### [AIM OF THE EXERCISE]
Reproduce the listing verbatim.

(Stored records)
────

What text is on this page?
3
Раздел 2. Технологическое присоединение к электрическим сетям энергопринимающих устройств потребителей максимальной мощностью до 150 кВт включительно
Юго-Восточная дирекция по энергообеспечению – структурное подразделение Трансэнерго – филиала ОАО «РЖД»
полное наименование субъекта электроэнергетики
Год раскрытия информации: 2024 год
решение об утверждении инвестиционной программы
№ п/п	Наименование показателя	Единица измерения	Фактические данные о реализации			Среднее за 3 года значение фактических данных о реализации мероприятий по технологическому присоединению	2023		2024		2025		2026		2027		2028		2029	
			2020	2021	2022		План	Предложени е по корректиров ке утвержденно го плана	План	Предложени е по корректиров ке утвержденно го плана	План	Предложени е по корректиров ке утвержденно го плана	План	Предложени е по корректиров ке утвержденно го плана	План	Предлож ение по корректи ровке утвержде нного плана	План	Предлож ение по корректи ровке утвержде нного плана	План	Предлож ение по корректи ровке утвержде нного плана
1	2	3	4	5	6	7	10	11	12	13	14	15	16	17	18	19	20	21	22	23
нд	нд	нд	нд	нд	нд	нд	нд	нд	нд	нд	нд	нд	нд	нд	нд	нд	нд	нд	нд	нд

────

### [WRITTEN RESPONSE]
What text is on this page?
3
Раздел 2. Технологическое присоединение к электрическим сетям энергопринимающих устройств потребителей максимальной мощностью до 150 кВт включительно
Юго-Восточная дирекция по энергообеспечению – структурное подразделение Трансэнерго – филиала ОАО «РЖД»
полное наименование субъекта электроэнергетики
Год раскрытия информации: 2024 год
решение об утверждении инвестиционной программы
№ п/п	Наименование показателя	Единица измерения	Фактические данные о реализации			Среднее за 3 года значение фактических данных о реализации мероприятий по технологическому присоединению	2023		2024		2025		2026		2027		2028		2029	
			2020	2021	2022		План	Предложени е по корректиров ке утвержденно го плана	План	Предложени е по корректиров ке утвержденно го плана	План	Предложени е по корректиров ке утвержденно го плана	План	Предложени е по корректиров ке утвержденно го плана	План	Предлож ение по корректи ровке утвержде нного плана	План	Предлож ение по корректи ровке утвержде нного плана	План	Предлож ение по корректи ровке утвержде нного плана
1	2	3	4	5	6	7	10	11	12	13	14	15	16	17	18	19	20	21	22	23
нд	нд	нд	нд	нд	нд	нд	нд	нд	нд	нд	нд	нд	нд	нд	нд	нд	нд	нд	нд	нд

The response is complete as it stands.